- EXERCISE GOAL
From the entries below, say how many lines carry the word "right", and give nothing but the number.
Start of DATA SHOWN
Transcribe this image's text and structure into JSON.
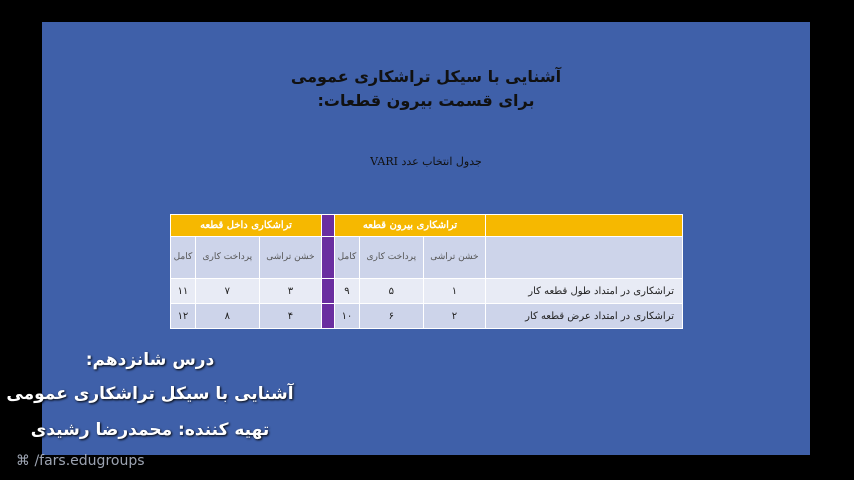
{
  "slide": {
    "title_line1": "آشنایی با سیکل تراشکاری عمومی",
    "title_line2": "برای قسمت بیرون قطعات:",
    "caption": "جدول انتخاب عدد VARI",
    "table": {
      "group_outer": "تراشکاری بیرون قطعه",
      "group_inner": "تراشکاری داخل قطعه",
      "sub_headers": [
        "خشن تراشی",
        "پرداخت کاری",
        "کامل"
      ],
      "rows": [
        {
          "label": "تراشکاری در امتداد طول قطعه کار",
          "outer": [
            "۱",
            "۵",
            "۹"
          ],
          "inner": [
            "۳",
            "۷",
            "۱۱"
          ]
        },
        {
          "label": "تراشکاری در امتداد عرض قطعه کار",
          "outer": [
            "۲",
            "۶",
            "۱۰"
          ],
          "inner": [
            "۴",
            "۸",
            "۱۲"
          ]
        }
      ]
    }
  },
  "overlay": {
    "line1": "درس شانزدهم:",
    "line2": "آشنایی با سیکل تراشکاری عمومی",
    "line3": "تهیه کننده: محمدرضا رشیدی",
    "watermark": "/fars.edugroups"
  },
  "colors": {
    "slide": "#3f60a9",
    "header": "#f6b800",
    "separator": "#6a2ea0"
  }
}
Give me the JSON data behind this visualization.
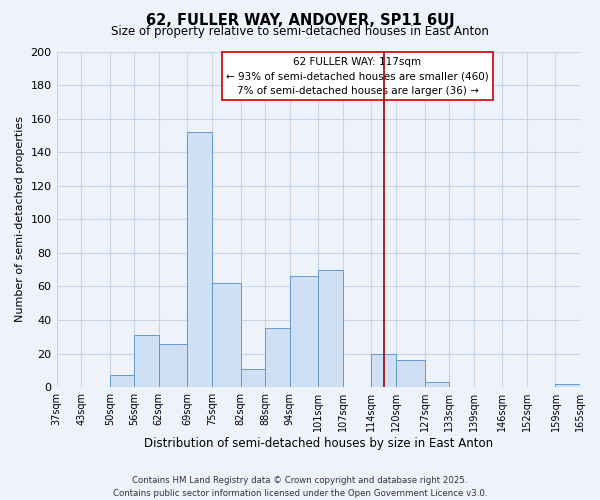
{
  "title": "62, FULLER WAY, ANDOVER, SP11 6UJ",
  "subtitle": "Size of property relative to semi-detached houses in East Anton",
  "xlabel": "Distribution of semi-detached houses by size in East Anton",
  "ylabel": "Number of semi-detached properties",
  "bin_edges": [
    37,
    43,
    50,
    56,
    62,
    69,
    75,
    82,
    88,
    94,
    101,
    107,
    114,
    120,
    127,
    133,
    139,
    146,
    152,
    159,
    165
  ],
  "bin_labels": [
    "37sqm",
    "43sqm",
    "50sqm",
    "56sqm",
    "62sqm",
    "69sqm",
    "75sqm",
    "82sqm",
    "88sqm",
    "94sqm",
    "101sqm",
    "107sqm",
    "114sqm",
    "120sqm",
    "127sqm",
    "133sqm",
    "139sqm",
    "146sqm",
    "152sqm",
    "159sqm",
    "165sqm"
  ],
  "bar_heights": [
    0,
    0,
    7,
    31,
    26,
    152,
    62,
    11,
    35,
    66,
    70,
    0,
    20,
    16,
    3,
    0,
    0,
    0,
    0,
    2
  ],
  "bar_color": "#cfe0f5",
  "bar_edge_color": "#6699cc",
  "grid_color": "#c8d4e8",
  "background_color": "#eef2fb",
  "vline_x": 117,
  "vline_color": "#990000",
  "ylim": [
    0,
    200
  ],
  "yticks": [
    0,
    20,
    40,
    60,
    80,
    100,
    120,
    140,
    160,
    180,
    200
  ],
  "annotation_title": "62 FULLER WAY: 117sqm",
  "annotation_line1": "← 93% of semi-detached houses are smaller (460)",
  "annotation_line2": "7% of semi-detached houses are larger (36) →",
  "footer1": "Contains HM Land Registry data © Crown copyright and database right 2025.",
  "footer2": "Contains public sector information licensed under the Open Government Licence v3.0."
}
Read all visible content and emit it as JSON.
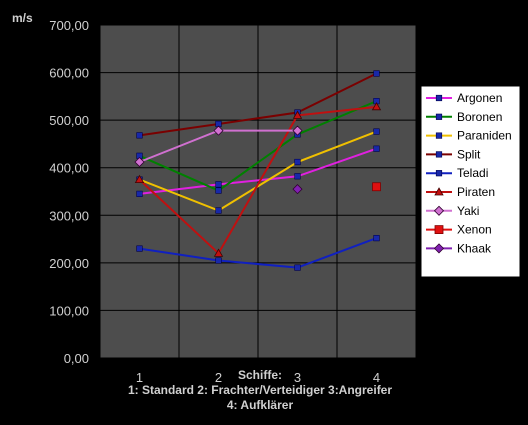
{
  "chart_data": {
    "type": "line",
    "title": "",
    "unit_label": "m/s",
    "x": [
      "1",
      "2",
      "3",
      "4"
    ],
    "ylim": [
      0,
      700
    ],
    "yticks": [
      "0,00",
      "100,00",
      "200,00",
      "300,00",
      "400,00",
      "500,00",
      "600,00",
      "700,00"
    ],
    "grid": true,
    "legend_position": "right",
    "xlabel_lines": [
      "Schiffe:",
      "1: Standard 2: Frachter/Verteidiger 3:Angreifer",
      "4: Aufklärer"
    ],
    "series": [
      {
        "name": "Argonen",
        "color": "#e020e0",
        "marker": "square",
        "values": [
          345,
          365,
          382,
          440
        ]
      },
      {
        "name": "Boronen",
        "color": "#008000",
        "marker": "square",
        "values": [
          425,
          352,
          470,
          540
        ]
      },
      {
        "name": "Paraniden",
        "color": "#f0c000",
        "marker": "square",
        "values": [
          375,
          310,
          412,
          476
        ]
      },
      {
        "name": "Split",
        "color": "#7a0000",
        "marker": "square",
        "values": [
          468,
          492,
          516,
          598
        ]
      },
      {
        "name": "Teladi",
        "color": "#1020c0",
        "marker": "square",
        "values": [
          230,
          205,
          190,
          252
        ]
      },
      {
        "name": "Piraten",
        "color": "#c01010",
        "marker": "triangle",
        "values": [
          375,
          220,
          510,
          528
        ]
      },
      {
        "name": "Yaki",
        "color": "#d070d0",
        "marker": "diamond",
        "values": [
          412,
          478,
          478,
          null
        ]
      },
      {
        "name": "Xenon",
        "color": "#e01010",
        "marker": "square-large",
        "values": [
          null,
          null,
          null,
          360
        ]
      },
      {
        "name": "Khaak",
        "color": "#8020b0",
        "marker": "diamond",
        "values": [
          null,
          null,
          355,
          null
        ]
      }
    ]
  }
}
End of DATA SHOWN
- RESULT BELOW
2